**Supplied information:**
════════════════════

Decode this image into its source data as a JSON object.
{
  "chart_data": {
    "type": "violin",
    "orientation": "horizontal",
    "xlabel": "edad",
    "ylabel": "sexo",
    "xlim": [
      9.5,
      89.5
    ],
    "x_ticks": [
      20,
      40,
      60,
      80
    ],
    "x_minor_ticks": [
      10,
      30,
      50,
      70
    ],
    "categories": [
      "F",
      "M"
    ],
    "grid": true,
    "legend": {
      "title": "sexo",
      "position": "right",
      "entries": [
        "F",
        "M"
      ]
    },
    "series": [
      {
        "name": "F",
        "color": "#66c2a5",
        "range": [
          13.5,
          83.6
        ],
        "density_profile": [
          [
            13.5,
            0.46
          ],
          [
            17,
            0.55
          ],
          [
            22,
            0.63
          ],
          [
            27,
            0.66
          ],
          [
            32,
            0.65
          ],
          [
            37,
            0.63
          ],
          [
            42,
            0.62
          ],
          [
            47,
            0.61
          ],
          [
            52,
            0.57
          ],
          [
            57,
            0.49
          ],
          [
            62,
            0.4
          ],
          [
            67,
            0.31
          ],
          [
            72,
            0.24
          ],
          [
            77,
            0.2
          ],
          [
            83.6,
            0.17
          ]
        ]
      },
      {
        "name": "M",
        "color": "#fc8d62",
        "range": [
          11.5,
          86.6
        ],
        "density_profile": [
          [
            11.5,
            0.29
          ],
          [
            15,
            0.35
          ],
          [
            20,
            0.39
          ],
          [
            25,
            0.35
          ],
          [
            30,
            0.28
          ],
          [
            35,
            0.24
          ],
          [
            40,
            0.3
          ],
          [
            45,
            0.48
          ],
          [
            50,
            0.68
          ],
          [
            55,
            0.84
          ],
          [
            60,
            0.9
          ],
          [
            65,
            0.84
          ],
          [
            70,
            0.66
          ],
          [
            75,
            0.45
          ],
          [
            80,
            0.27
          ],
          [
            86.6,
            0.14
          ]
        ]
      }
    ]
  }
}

════════════════════

**What you will do:** The records above must be output exactly, in full.

**The result:**
Decode this image into its source data as a JSON object.
{
  "chart_data": {
    "type": "violin",
    "orientation": "horizontal",
    "xlabel": "edad",
    "ylabel": "sexo",
    "xlim": [
      9.5,
      89.5
    ],
    "x_ticks": [
      20,
      40,
      60,
      80
    ],
    "x_minor_ticks": [
      10,
      30,
      50,
      70
    ],
    "categories": [
      "F",
      "M"
    ],
    "grid": true,
    "legend": {
      "title": "sexo",
      "position": "right",
      "entries": [
        "F",
        "M"
      ]
    },
    "series": [
      {
        "name": "F",
        "color": "#66c2a5",
        "range": [
          13.5,
          83.6
        ],
        "density_profile": [
          [
            13.5,
            0.46
          ],
          [
            17,
            0.55
          ],
          [
            22,
            0.63
          ],
          [
            27,
            0.66
          ],
          [
            32,
            0.65
          ],
          [
            37,
            0.63
          ],
          [
            42,
            0.62
          ],
          [
            47,
            0.61
          ],
          [
            52,
            0.57
          ],
          [
            57,
            0.49
          ],
          [
            62,
            0.4
          ],
          [
            67,
            0.31
          ],
          [
            72,
            0.24
          ],
          [
            77,
            0.2
          ],
          [
            83.6,
            0.17
          ]
        ]
      },
      {
        "name": "M",
        "color": "#fc8d62",
        "range": [
          11.5,
          86.6
        ],
        "density_profile": [
          [
            11.5,
            0.29
          ],
          [
            15,
            0.35
          ],
          [
            20,
            0.39
          ],
          [
            25,
            0.35
          ],
          [
            30,
            0.28
          ],
          [
            35,
            0.24
          ],
          [
            40,
            0.3
          ],
          [
            45,
            0.48
          ],
          [
            50,
            0.68
          ],
          [
            55,
            0.84
          ],
          [
            60,
            0.9
          ],
          [
            65,
            0.84
          ],
          [
            70,
            0.66
          ],
          [
            75,
            0.45
          ],
          [
            80,
            0.27
          ],
          [
            86.6,
            0.14
          ]
        ]
      }
    ]
  }
}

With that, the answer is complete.